**PROBLEM TO SOLVE:**
Transcribe the records below exactly.

**Stored data entries:**
"""
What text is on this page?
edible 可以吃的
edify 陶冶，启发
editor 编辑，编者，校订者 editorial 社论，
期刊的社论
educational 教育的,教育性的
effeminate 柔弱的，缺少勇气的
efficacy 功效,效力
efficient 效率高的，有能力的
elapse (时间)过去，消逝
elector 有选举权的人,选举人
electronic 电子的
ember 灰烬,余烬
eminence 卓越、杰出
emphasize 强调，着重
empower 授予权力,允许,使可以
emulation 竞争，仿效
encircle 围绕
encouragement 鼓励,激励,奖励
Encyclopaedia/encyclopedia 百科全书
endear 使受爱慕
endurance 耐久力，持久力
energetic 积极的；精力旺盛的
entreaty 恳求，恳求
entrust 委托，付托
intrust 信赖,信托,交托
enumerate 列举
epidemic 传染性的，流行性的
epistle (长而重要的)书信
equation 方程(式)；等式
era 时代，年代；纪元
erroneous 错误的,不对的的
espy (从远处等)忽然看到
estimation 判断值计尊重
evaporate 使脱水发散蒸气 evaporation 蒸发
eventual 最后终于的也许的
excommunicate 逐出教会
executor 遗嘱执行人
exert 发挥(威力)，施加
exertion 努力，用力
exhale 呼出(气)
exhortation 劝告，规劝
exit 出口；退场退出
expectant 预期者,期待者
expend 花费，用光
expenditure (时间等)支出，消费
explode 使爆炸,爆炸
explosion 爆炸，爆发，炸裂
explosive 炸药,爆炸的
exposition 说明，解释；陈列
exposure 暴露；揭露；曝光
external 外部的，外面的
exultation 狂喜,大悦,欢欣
"""
**WRITTEN ANSWER:**
What text is on this page?
edible 可以吃的
edify 陶冶，启发
editor 编辑，编者，校订者 editorial 社论，
期刊的社论
educational 教育的,教育性的
effeminate 柔弱的，缺少勇气的
efficacy 功效,效力
efficient 效率高的，有能力的
elapse (时间)过去，消逝
elector 有选举权的人,选举人
electronic 电子的
ember 灰烬,余烬
eminence 卓越、杰出
emphasize 强调，着重
empower 授予权力,允许,使可以
emulation 竞争，仿效
encircle 围绕
encouragement 鼓励,激励,奖励
Encyclopaedia/encyclopedia 百科全书
endear 使受爱慕
endurance 耐久力，持久力
energetic 积极的；精力旺盛的
entreaty 恳求，恳求
entrust 委托，付托
intrust 信赖,信托,交托
enumerate 列举
epidemic 传染性的，流行性的
epistle (长而重要的)书信
equation 方程(式)；等式
era 时代，年代；纪元
erroneous 错误的,不对的的
espy (从远处等)忽然看到
estimation 判断值计尊重
evaporate 使脱水发散蒸气 evaporation 蒸发
eventual 最后终于的也许的
excommunicate 逐出教会
executor 遗嘱执行人
exert 发挥(威力)，施加
exertion 努力，用力
exhale 呼出(气)
exhortation 劝告，规劝
exit 出口；退场退出
expectant 预期者,期待者
expend 花费，用光
expenditure (时间等)支出，消费
explode 使爆炸,爆炸
explosion 爆炸，爆发，炸裂
explosive 炸药,爆炸的
exposition 说明，解释；陈列
exposure 暴露；揭露；曝光
external 外部的，外面的
exultation 狂喜,大悦,欢欣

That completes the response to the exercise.